All lines in the data bearing the string "shares" should be identified and copied.

"""

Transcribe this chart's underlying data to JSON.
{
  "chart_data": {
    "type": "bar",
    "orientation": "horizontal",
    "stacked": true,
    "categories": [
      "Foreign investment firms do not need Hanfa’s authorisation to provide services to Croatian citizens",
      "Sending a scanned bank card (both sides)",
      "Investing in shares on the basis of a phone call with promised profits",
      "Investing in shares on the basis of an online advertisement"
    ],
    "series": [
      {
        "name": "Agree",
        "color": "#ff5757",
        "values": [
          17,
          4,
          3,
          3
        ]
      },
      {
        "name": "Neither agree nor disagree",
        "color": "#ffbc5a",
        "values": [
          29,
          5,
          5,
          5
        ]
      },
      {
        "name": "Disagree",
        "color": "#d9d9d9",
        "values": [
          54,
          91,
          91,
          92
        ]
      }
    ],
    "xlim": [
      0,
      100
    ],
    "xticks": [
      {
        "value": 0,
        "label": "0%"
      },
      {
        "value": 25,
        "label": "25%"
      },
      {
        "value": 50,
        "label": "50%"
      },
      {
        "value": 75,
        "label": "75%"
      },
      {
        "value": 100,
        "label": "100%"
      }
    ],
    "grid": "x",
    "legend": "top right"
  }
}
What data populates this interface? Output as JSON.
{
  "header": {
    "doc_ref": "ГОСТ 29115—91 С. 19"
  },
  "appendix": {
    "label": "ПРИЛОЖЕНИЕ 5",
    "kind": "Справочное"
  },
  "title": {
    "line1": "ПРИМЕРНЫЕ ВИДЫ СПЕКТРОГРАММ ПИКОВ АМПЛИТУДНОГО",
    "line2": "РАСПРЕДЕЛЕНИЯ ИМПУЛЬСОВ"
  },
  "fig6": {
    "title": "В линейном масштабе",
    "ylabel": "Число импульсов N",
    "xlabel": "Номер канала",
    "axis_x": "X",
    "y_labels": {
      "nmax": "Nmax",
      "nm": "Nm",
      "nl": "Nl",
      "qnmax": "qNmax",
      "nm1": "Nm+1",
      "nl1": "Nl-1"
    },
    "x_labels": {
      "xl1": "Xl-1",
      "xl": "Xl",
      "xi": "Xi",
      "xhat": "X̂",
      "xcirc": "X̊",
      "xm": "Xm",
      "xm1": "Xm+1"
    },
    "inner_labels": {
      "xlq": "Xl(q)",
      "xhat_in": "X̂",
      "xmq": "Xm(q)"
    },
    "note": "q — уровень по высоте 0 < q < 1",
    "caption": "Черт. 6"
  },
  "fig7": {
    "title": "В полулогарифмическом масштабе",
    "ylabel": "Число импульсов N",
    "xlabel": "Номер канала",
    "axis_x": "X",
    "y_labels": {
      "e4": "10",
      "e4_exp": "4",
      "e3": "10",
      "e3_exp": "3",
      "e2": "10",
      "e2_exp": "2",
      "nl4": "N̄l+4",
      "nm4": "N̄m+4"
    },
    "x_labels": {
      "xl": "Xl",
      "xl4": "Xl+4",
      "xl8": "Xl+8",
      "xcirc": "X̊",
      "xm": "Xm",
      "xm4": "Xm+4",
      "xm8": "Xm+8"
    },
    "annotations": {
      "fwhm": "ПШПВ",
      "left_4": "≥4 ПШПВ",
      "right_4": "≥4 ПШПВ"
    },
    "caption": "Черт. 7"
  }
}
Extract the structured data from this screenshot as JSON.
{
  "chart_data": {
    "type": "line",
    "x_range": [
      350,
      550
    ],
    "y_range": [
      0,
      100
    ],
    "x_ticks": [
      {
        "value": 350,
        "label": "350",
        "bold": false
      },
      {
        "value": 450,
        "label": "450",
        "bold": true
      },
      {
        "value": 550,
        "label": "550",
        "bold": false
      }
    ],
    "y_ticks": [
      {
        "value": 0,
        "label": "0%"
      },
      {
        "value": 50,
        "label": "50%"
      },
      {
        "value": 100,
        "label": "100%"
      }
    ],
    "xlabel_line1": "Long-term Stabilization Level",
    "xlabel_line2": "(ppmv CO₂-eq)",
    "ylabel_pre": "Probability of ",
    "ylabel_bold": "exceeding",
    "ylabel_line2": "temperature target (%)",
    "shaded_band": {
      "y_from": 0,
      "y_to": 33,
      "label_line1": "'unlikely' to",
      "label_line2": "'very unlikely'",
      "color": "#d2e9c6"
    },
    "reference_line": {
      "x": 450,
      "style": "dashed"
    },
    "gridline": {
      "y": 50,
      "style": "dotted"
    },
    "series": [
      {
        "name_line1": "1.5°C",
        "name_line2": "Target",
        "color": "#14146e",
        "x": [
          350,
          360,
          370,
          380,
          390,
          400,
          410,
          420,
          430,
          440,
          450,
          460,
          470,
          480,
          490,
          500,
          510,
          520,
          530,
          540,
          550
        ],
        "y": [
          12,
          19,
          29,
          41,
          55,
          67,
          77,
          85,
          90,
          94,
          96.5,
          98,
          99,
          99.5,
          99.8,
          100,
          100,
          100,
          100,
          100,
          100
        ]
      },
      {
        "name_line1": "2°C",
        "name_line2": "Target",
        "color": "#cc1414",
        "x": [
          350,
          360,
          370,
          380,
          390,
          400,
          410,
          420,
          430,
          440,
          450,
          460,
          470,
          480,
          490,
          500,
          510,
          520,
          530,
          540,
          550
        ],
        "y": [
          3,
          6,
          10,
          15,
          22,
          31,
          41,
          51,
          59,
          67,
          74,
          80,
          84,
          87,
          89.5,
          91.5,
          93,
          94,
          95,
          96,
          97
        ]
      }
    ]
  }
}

"""

▶ **Answer to the problem**
      "Investing in shares on the basis of a phone call with promised profits",
      "Investing in shares on the basis of an online advertisement"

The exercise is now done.